## What this task involves
Rewrite all of the data below, changing every "colorbar-swatch" to "color-scale-swatch" and keeping everything else the same. Omit the pictures from your answer.

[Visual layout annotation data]
--- begin ---
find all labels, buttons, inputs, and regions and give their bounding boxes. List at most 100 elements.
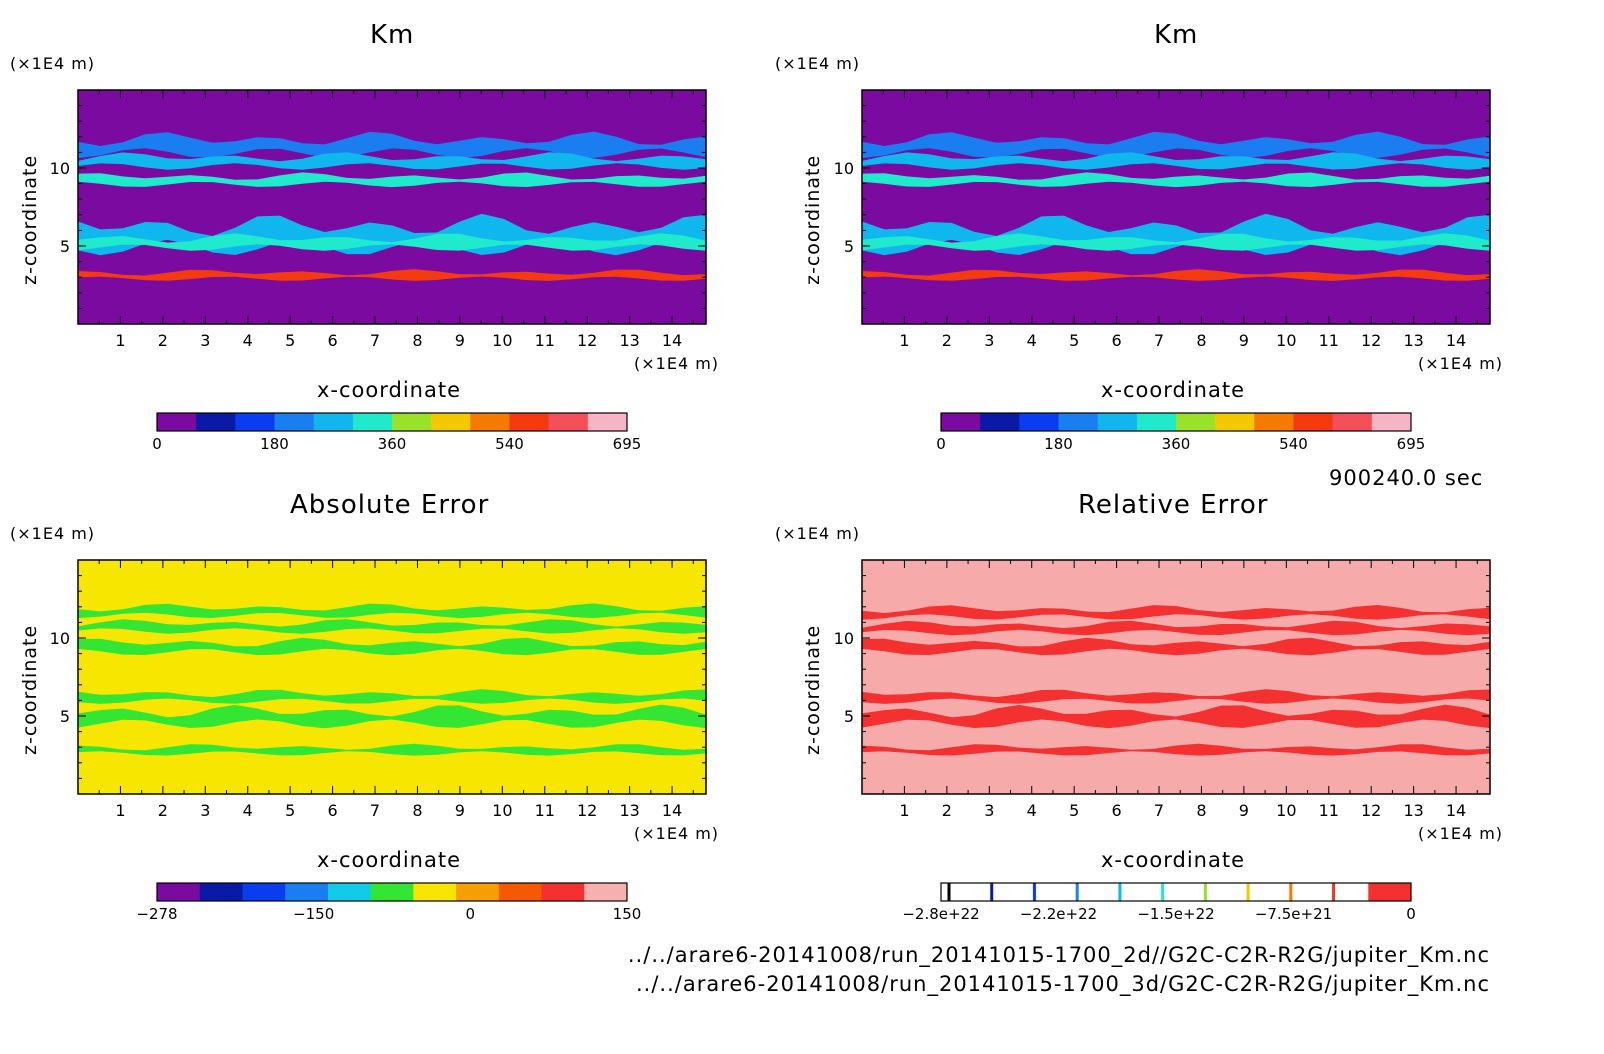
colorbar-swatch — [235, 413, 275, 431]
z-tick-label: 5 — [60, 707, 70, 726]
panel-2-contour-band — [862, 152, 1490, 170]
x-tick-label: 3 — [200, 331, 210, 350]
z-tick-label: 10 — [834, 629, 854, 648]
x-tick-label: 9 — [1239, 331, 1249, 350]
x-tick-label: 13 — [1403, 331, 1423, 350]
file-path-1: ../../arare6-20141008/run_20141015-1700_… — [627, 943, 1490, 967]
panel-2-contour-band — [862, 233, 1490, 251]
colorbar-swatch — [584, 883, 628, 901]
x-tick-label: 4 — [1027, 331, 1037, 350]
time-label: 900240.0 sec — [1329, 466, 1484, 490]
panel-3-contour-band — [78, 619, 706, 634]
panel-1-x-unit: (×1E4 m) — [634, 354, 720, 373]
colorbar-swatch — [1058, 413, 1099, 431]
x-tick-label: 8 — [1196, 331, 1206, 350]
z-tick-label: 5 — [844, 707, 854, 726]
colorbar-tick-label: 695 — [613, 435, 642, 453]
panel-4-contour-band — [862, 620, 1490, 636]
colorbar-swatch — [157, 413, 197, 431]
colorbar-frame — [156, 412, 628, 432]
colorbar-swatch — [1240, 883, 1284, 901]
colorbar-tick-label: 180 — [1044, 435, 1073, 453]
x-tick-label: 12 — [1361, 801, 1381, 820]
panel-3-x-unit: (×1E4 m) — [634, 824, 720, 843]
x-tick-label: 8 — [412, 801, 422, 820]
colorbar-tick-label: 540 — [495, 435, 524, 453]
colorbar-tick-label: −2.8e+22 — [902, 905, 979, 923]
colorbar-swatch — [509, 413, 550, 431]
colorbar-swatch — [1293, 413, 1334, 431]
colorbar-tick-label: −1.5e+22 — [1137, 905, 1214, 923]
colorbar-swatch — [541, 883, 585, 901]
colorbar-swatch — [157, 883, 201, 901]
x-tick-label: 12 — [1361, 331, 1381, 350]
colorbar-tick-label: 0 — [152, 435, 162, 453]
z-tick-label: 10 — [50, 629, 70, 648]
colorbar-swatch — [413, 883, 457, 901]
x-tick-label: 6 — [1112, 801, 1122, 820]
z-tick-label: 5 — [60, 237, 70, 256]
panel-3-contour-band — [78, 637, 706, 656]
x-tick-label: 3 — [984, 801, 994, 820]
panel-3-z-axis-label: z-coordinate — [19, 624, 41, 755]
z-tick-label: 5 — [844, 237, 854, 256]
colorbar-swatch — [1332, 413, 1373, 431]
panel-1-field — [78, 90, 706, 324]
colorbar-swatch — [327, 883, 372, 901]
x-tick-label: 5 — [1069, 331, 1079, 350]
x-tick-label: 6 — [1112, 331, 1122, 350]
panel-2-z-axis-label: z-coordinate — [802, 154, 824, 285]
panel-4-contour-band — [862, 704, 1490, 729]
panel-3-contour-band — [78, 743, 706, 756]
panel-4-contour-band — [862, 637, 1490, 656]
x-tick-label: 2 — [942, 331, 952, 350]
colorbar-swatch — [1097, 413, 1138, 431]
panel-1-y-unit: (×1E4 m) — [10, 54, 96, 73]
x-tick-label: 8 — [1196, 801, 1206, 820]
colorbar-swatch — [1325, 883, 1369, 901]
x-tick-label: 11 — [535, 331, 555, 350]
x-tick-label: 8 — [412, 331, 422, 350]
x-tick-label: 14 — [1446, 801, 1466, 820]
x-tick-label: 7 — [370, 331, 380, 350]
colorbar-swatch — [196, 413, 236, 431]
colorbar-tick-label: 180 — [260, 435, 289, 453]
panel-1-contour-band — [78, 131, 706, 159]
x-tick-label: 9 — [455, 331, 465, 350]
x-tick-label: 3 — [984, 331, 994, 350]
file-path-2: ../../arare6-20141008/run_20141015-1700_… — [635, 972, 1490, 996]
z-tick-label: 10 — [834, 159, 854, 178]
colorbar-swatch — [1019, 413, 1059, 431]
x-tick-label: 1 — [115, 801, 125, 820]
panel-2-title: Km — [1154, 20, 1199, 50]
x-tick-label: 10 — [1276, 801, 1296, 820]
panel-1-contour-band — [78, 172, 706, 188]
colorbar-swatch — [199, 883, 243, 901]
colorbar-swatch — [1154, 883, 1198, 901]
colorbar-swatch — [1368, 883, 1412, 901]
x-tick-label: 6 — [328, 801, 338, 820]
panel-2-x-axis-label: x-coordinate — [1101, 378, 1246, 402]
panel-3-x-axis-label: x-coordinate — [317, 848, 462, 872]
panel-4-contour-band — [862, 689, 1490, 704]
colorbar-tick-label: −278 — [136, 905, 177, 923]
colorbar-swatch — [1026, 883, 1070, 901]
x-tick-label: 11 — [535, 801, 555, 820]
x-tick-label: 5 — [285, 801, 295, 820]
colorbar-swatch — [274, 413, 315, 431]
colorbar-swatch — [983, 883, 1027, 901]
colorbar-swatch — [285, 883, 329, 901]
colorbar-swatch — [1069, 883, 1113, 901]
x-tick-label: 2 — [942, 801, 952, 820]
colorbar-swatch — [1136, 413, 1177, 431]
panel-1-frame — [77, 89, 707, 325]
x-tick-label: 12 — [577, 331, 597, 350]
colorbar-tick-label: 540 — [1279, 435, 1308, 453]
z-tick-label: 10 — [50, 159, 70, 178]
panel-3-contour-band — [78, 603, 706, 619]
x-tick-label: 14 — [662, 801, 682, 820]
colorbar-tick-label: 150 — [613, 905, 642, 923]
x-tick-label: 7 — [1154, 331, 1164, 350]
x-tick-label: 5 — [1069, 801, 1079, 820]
--- end ---
## Output of the exercise
find all labels, buttons, inputs, and regions and give their bounding boxes. List at most 100 elements.
color-scale-swatch — [235, 413, 275, 431]
z-tick-label: 5 — [60, 707, 70, 726]
panel-2-contour-band — [862, 152, 1490, 170]
x-tick-label: 3 — [200, 331, 210, 350]
z-tick-label: 10 — [834, 629, 854, 648]
x-tick-label: 9 — [1239, 331, 1249, 350]
x-tick-label: 13 — [1403, 331, 1423, 350]
file-path-1: ../../arare6-20141008/run_20141015-1700_… — [627, 943, 1490, 967]
panel-2-contour-band — [862, 233, 1490, 251]
color-scale-swatch — [584, 883, 628, 901]
x-tick-label: 4 — [1027, 331, 1037, 350]
time-label: 900240.0 sec — [1329, 466, 1484, 490]
panel-3-contour-band — [78, 619, 706, 634]
panel-1-x-unit: (×1E4 m) — [634, 354, 720, 373]
color-scale-swatch — [1058, 413, 1099, 431]
x-tick-label: 8 — [1196, 331, 1206, 350]
z-tick-label: 5 — [844, 707, 854, 726]
colorbar-tick-label: 695 — [613, 435, 642, 453]
panel-4-contour-band — [862, 620, 1490, 636]
color-scale-swatch — [157, 413, 197, 431]
colorbar-frame — [156, 412, 628, 432]
color-scale-swatch — [1240, 883, 1284, 901]
colorbar-tick-label: 180 — [1044, 435, 1073, 453]
x-tick-label: 12 — [1361, 801, 1381, 820]
panel-3-x-unit: (×1E4 m) — [634, 824, 720, 843]
x-tick-label: 8 — [412, 801, 422, 820]
colorbar-tick-label: 540 — [495, 435, 524, 453]
colorbar-tick-label: −2.8e+22 — [902, 905, 979, 923]
color-scale-swatch — [509, 413, 550, 431]
color-scale-swatch — [1293, 413, 1334, 431]
colorbar-tick-label: −1.5e+22 — [1137, 905, 1214, 923]
color-scale-swatch — [541, 883, 585, 901]
color-scale-swatch — [157, 883, 201, 901]
x-tick-label: 12 — [1361, 331, 1381, 350]
colorbar-tick-label: 0 — [152, 435, 162, 453]
z-tick-label: 10 — [50, 629, 70, 648]
color-scale-swatch — [413, 883, 457, 901]
x-tick-label: 6 — [1112, 801, 1122, 820]
z-tick-label: 5 — [60, 237, 70, 256]
panel-3-contour-band — [78, 637, 706, 656]
x-tick-label: 3 — [984, 801, 994, 820]
panel-3-z-axis-label: z-coordinate — [19, 624, 41, 755]
z-tick-label: 5 — [844, 237, 854, 256]
color-scale-swatch — [1332, 413, 1373, 431]
panel-1-field — [78, 90, 706, 324]
color-scale-swatch — [327, 883, 372, 901]
x-tick-label: 5 — [1069, 331, 1079, 350]
x-tick-label: 6 — [1112, 331, 1122, 350]
panel-2-z-axis-label: z-coordinate — [802, 154, 824, 285]
panel-4-contour-band — [862, 704, 1490, 729]
panel-3-contour-band — [78, 743, 706, 756]
panel-4-contour-band — [862, 637, 1490, 656]
x-tick-label: 2 — [942, 331, 952, 350]
color-scale-swatch — [1097, 413, 1138, 431]
panel-1-y-unit: (×1E4 m) — [10, 54, 96, 73]
x-tick-label: 8 — [1196, 801, 1206, 820]
color-scale-swatch — [1325, 883, 1369, 901]
x-tick-label: 11 — [535, 331, 555, 350]
x-tick-label: 8 — [412, 331, 422, 350]
x-tick-label: 14 — [1446, 801, 1466, 820]
x-tick-label: 7 — [370, 331, 380, 350]
color-scale-swatch — [196, 413, 236, 431]
colorbar-tick-label: 180 — [260, 435, 289, 453]
panel-1-contour-band — [78, 131, 706, 159]
x-tick-label: 9 — [455, 331, 465, 350]
x-tick-label: 3 — [984, 331, 994, 350]
file-path-2: ../../arare6-20141008/run_20141015-1700_… — [635, 972, 1490, 996]
z-tick-label: 10 — [834, 159, 854, 178]
color-scale-swatch — [1019, 413, 1059, 431]
x-tick-label: 1 — [115, 801, 125, 820]
panel-2-title: Km — [1154, 20, 1199, 50]
x-tick-label: 10 — [1276, 801, 1296, 820]
panel-1-contour-band — [78, 172, 706, 188]
color-scale-swatch — [199, 883, 243, 901]
color-scale-swatch — [1154, 883, 1198, 901]
color-scale-swatch — [1368, 883, 1412, 901]
x-tick-label: 6 — [328, 801, 338, 820]
panel-2-x-axis-label: x-coordinate — [1101, 378, 1246, 402]
panel-3-x-axis-label: x-coordinate — [317, 848, 462, 872]
panel-4-contour-band — [862, 689, 1490, 704]
colorbar-tick-label: −278 — [136, 905, 177, 923]
color-scale-swatch — [1026, 883, 1070, 901]
x-tick-label: 11 — [535, 801, 555, 820]
x-tick-label: 5 — [285, 801, 295, 820]
color-scale-swatch — [274, 413, 315, 431]
color-scale-swatch — [983, 883, 1027, 901]
color-scale-swatch — [285, 883, 329, 901]
color-scale-swatch — [1069, 883, 1113, 901]
x-tick-label: 2 — [942, 801, 952, 820]
color-scale-swatch — [1136, 413, 1177, 431]
panel-1-frame — [77, 89, 707, 325]
x-tick-label: 12 — [577, 331, 597, 350]
colorbar-tick-label: 540 — [1279, 435, 1308, 453]
z-tick-label: 10 — [50, 159, 70, 178]
panel-3-contour-band — [78, 603, 706, 619]
x-tick-label: 14 — [662, 801, 682, 820]
colorbar-tick-label: 150 — [613, 905, 642, 923]
x-tick-label: 7 — [1154, 331, 1164, 350]
x-tick-label: 5 — [1069, 801, 1079, 820]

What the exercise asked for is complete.